* _AIM OF THE TASK_
Your task is to transcribe all the entries exactly, excluding pictures.

* _DATA FOR THIS EXERCISE_
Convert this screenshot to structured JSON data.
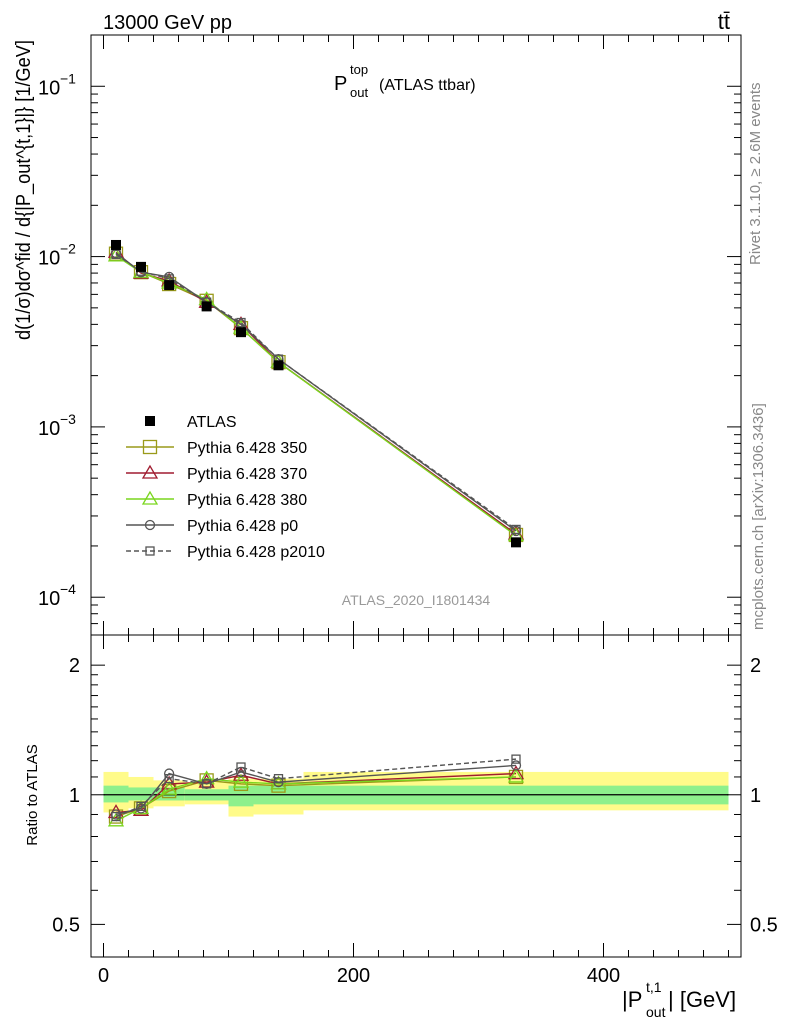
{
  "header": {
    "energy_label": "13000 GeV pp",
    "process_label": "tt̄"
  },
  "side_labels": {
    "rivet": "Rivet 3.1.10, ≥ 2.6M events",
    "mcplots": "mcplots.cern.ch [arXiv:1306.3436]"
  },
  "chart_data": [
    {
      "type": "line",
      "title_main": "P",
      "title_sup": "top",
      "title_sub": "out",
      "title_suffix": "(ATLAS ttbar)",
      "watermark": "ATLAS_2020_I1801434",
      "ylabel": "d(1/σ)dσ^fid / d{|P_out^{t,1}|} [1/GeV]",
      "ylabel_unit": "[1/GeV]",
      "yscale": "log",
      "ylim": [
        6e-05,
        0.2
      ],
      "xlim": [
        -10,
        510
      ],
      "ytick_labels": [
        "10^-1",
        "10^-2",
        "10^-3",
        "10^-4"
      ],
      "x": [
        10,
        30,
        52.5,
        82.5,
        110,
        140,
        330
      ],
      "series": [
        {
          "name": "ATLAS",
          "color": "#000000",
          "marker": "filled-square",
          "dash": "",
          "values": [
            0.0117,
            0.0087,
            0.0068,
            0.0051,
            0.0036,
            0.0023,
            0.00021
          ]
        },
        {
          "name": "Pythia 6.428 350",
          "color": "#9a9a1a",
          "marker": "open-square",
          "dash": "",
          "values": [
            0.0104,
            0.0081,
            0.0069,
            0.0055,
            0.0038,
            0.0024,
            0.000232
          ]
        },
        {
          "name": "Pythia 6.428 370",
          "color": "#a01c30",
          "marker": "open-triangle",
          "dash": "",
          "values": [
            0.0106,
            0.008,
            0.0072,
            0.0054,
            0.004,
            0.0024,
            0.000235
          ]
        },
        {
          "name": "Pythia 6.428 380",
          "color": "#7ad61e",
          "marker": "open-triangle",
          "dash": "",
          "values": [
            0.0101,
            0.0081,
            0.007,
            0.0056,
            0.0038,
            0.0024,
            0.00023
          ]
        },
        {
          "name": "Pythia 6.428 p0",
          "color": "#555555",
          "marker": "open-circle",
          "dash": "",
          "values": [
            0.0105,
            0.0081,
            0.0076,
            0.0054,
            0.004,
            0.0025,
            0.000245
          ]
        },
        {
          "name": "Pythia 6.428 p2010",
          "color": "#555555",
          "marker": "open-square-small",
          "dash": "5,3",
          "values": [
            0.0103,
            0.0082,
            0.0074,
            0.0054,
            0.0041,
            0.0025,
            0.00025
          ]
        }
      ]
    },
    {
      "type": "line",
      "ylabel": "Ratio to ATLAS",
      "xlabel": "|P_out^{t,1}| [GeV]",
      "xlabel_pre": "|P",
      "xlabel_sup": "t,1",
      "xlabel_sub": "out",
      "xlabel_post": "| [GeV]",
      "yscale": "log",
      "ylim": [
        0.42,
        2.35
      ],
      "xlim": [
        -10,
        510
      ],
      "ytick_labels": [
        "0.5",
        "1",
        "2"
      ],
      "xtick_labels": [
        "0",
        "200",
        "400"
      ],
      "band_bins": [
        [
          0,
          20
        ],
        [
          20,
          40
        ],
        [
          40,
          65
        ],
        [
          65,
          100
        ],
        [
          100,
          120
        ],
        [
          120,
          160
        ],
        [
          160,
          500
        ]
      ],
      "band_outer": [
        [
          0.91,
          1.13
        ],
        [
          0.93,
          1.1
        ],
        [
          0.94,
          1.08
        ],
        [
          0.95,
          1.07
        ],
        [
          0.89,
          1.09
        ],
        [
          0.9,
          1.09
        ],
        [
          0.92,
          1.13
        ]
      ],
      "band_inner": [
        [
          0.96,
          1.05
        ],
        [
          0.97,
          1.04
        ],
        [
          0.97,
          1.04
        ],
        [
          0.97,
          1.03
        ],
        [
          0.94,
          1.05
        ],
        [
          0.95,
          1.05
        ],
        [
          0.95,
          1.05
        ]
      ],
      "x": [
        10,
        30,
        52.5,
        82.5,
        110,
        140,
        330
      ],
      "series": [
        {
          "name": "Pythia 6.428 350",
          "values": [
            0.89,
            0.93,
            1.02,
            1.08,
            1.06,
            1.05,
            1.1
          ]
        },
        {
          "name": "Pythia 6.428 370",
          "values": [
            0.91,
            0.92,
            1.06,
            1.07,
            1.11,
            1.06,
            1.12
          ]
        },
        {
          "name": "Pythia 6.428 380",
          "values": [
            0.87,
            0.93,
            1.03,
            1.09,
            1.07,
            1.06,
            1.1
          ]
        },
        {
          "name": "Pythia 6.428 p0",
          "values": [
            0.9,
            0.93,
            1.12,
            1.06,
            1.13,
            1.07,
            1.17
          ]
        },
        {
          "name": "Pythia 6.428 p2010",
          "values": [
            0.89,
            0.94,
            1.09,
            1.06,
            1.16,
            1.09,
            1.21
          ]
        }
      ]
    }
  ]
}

* _FINISHED TASK_
Convert this screenshot to structured JSON data.
{
  "header": {
    "energy_label": "13000 GeV pp",
    "process_label": "tt̄"
  },
  "side_labels": {
    "rivet": "Rivet 3.1.10, ≥ 2.6M events",
    "mcplots": "mcplots.cern.ch [arXiv:1306.3436]"
  },
  "chart_data": [
    {
      "type": "line",
      "title_main": "P",
      "title_sup": "top",
      "title_sub": "out",
      "title_suffix": "(ATLAS ttbar)",
      "watermark": "ATLAS_2020_I1801434",
      "ylabel": "d(1/σ)dσ^fid / d{|P_out^{t,1}|} [1/GeV]",
      "ylabel_unit": "[1/GeV]",
      "yscale": "log",
      "ylim": [
        6e-05,
        0.2
      ],
      "xlim": [
        -10,
        510
      ],
      "ytick_labels": [
        "10^-1",
        "10^-2",
        "10^-3",
        "10^-4"
      ],
      "x": [
        10,
        30,
        52.5,
        82.5,
        110,
        140,
        330
      ],
      "series": [
        {
          "name": "ATLAS",
          "color": "#000000",
          "marker": "filled-square",
          "dash": "",
          "values": [
            0.0117,
            0.0087,
            0.0068,
            0.0051,
            0.0036,
            0.0023,
            0.00021
          ]
        },
        {
          "name": "Pythia 6.428 350",
          "color": "#9a9a1a",
          "marker": "open-square",
          "dash": "",
          "values": [
            0.0104,
            0.0081,
            0.0069,
            0.0055,
            0.0038,
            0.0024,
            0.000232
          ]
        },
        {
          "name": "Pythia 6.428 370",
          "color": "#a01c30",
          "marker": "open-triangle",
          "dash": "",
          "values": [
            0.0106,
            0.008,
            0.0072,
            0.0054,
            0.004,
            0.0024,
            0.000235
          ]
        },
        {
          "name": "Pythia 6.428 380",
          "color": "#7ad61e",
          "marker": "open-triangle",
          "dash": "",
          "values": [
            0.0101,
            0.0081,
            0.007,
            0.0056,
            0.0038,
            0.0024,
            0.00023
          ]
        },
        {
          "name": "Pythia 6.428 p0",
          "color": "#555555",
          "marker": "open-circle",
          "dash": "",
          "values": [
            0.0105,
            0.0081,
            0.0076,
            0.0054,
            0.004,
            0.0025,
            0.000245
          ]
        },
        {
          "name": "Pythia 6.428 p2010",
          "color": "#555555",
          "marker": "open-square-small",
          "dash": "5,3",
          "values": [
            0.0103,
            0.0082,
            0.0074,
            0.0054,
            0.0041,
            0.0025,
            0.00025
          ]
        }
      ]
    },
    {
      "type": "line",
      "ylabel": "Ratio to ATLAS",
      "xlabel": "|P_out^{t,1}| [GeV]",
      "xlabel_pre": "|P",
      "xlabel_sup": "t,1",
      "xlabel_sub": "out",
      "xlabel_post": "| [GeV]",
      "yscale": "log",
      "ylim": [
        0.42,
        2.35
      ],
      "xlim": [
        -10,
        510
      ],
      "ytick_labels": [
        "0.5",
        "1",
        "2"
      ],
      "xtick_labels": [
        "0",
        "200",
        "400"
      ],
      "band_bins": [
        [
          0,
          20
        ],
        [
          20,
          40
        ],
        [
          40,
          65
        ],
        [
          65,
          100
        ],
        [
          100,
          120
        ],
        [
          120,
          160
        ],
        [
          160,
          500
        ]
      ],
      "band_outer": [
        [
          0.91,
          1.13
        ],
        [
          0.93,
          1.1
        ],
        [
          0.94,
          1.08
        ],
        [
          0.95,
          1.07
        ],
        [
          0.89,
          1.09
        ],
        [
          0.9,
          1.09
        ],
        [
          0.92,
          1.13
        ]
      ],
      "band_inner": [
        [
          0.96,
          1.05
        ],
        [
          0.97,
          1.04
        ],
        [
          0.97,
          1.04
        ],
        [
          0.97,
          1.03
        ],
        [
          0.94,
          1.05
        ],
        [
          0.95,
          1.05
        ],
        [
          0.95,
          1.05
        ]
      ],
      "x": [
        10,
        30,
        52.5,
        82.5,
        110,
        140,
        330
      ],
      "series": [
        {
          "name": "Pythia 6.428 350",
          "values": [
            0.89,
            0.93,
            1.02,
            1.08,
            1.06,
            1.05,
            1.1
          ]
        },
        {
          "name": "Pythia 6.428 370",
          "values": [
            0.91,
            0.92,
            1.06,
            1.07,
            1.11,
            1.06,
            1.12
          ]
        },
        {
          "name": "Pythia 6.428 380",
          "values": [
            0.87,
            0.93,
            1.03,
            1.09,
            1.07,
            1.06,
            1.1
          ]
        },
        {
          "name": "Pythia 6.428 p0",
          "values": [
            0.9,
            0.93,
            1.12,
            1.06,
            1.13,
            1.07,
            1.17
          ]
        },
        {
          "name": "Pythia 6.428 p2010",
          "values": [
            0.89,
            0.94,
            1.09,
            1.06,
            1.16,
            1.09,
            1.21
          ]
        }
      ]
    }
  ]
}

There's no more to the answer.